> [Problem details]:
Return each line of the data below exactly, omitting any pictures.

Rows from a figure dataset

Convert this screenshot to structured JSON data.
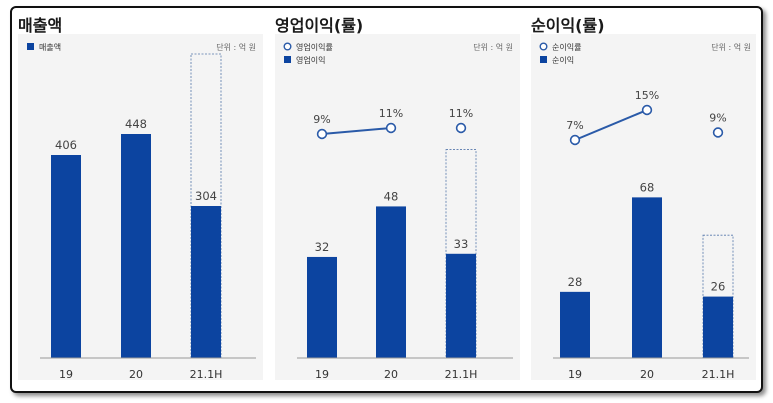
{
  "colors": {
    "bar": "#0c44a0",
    "line": "#2a5aa8",
    "axis": "#999999",
    "text": "#444444",
    "dashed": "#5577aa"
  },
  "chart_data": [
    {
      "type": "bar",
      "title": "매출액",
      "unit": "단위 : 억 원",
      "legend": [
        {
          "label": "매출액",
          "marker": "square"
        }
      ],
      "categories": [
        "19",
        "20",
        "21.1H"
      ],
      "series": [
        {
          "name": "매출액",
          "values": [
            406,
            448,
            304
          ]
        }
      ],
      "projected_category_index": 2,
      "ylim": [
        0,
        600
      ]
    },
    {
      "type": "bar",
      "title": "영업이익(률)",
      "unit": "단위 : 억 원",
      "legend": [
        {
          "label": "영업이익률",
          "marker": "circle"
        },
        {
          "label": "영업이익",
          "marker": "square"
        }
      ],
      "categories": [
        "19",
        "20",
        "21.1H"
      ],
      "series": [
        {
          "name": "영업이익",
          "values": [
            32,
            48,
            33
          ]
        },
        {
          "name": "영업이익률",
          "type": "line",
          "values": [
            9,
            11,
            11
          ],
          "labels": [
            "9%",
            "11%",
            "11%"
          ],
          "connected_points": [
            0,
            1
          ]
        }
      ],
      "projected_category_index": 2,
      "ylim": [
        0,
        95
      ]
    },
    {
      "type": "bar",
      "title": "순이익(률)",
      "unit": "단위 : 억 원",
      "legend": [
        {
          "label": "순이익률",
          "marker": "circle"
        },
        {
          "label": "순이익",
          "marker": "square"
        }
      ],
      "categories": [
        "19",
        "20",
        "21.1H"
      ],
      "series": [
        {
          "name": "순이익",
          "values": [
            28,
            68,
            26
          ]
        },
        {
          "name": "순이익률",
          "type": "line",
          "values": [
            7,
            15,
            9
          ],
          "labels": [
            "7%",
            "15%",
            "9%"
          ],
          "connected_points": [
            0,
            1
          ]
        }
      ],
      "projected_category_index": 2,
      "ylim": [
        0,
        127
      ]
    }
  ]
}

> [Solution to this exercise]:
Convert this screenshot to structured JSON data.
{
  "colors": {
    "bar": "#0c44a0",
    "line": "#2a5aa8",
    "axis": "#999999",
    "text": "#444444",
    "dashed": "#5577aa"
  },
  "chart_data": [
    {
      "type": "bar",
      "title": "매출액",
      "unit": "단위 : 억 원",
      "legend": [
        {
          "label": "매출액",
          "marker": "square"
        }
      ],
      "categories": [
        "19",
        "20",
        "21.1H"
      ],
      "series": [
        {
          "name": "매출액",
          "values": [
            406,
            448,
            304
          ]
        }
      ],
      "projected_category_index": 2,
      "ylim": [
        0,
        600
      ]
    },
    {
      "type": "bar",
      "title": "영업이익(률)",
      "unit": "단위 : 억 원",
      "legend": [
        {
          "label": "영업이익률",
          "marker": "circle"
        },
        {
          "label": "영업이익",
          "marker": "square"
        }
      ],
      "categories": [
        "19",
        "20",
        "21.1H"
      ],
      "series": [
        {
          "name": "영업이익",
          "values": [
            32,
            48,
            33
          ]
        },
        {
          "name": "영업이익률",
          "type": "line",
          "values": [
            9,
            11,
            11
          ],
          "labels": [
            "9%",
            "11%",
            "11%"
          ],
          "connected_points": [
            0,
            1
          ]
        }
      ],
      "projected_category_index": 2,
      "ylim": [
        0,
        95
      ]
    },
    {
      "type": "bar",
      "title": "순이익(률)",
      "unit": "단위 : 억 원",
      "legend": [
        {
          "label": "순이익률",
          "marker": "circle"
        },
        {
          "label": "순이익",
          "marker": "square"
        }
      ],
      "categories": [
        "19",
        "20",
        "21.1H"
      ],
      "series": [
        {
          "name": "순이익",
          "values": [
            28,
            68,
            26
          ]
        },
        {
          "name": "순이익률",
          "type": "line",
          "values": [
            7,
            15,
            9
          ],
          "labels": [
            "7%",
            "15%",
            "9%"
          ],
          "connected_points": [
            0,
            1
          ]
        }
      ],
      "projected_category_index": 2,
      "ylim": [
        0,
        127
      ]
    }
  ]
}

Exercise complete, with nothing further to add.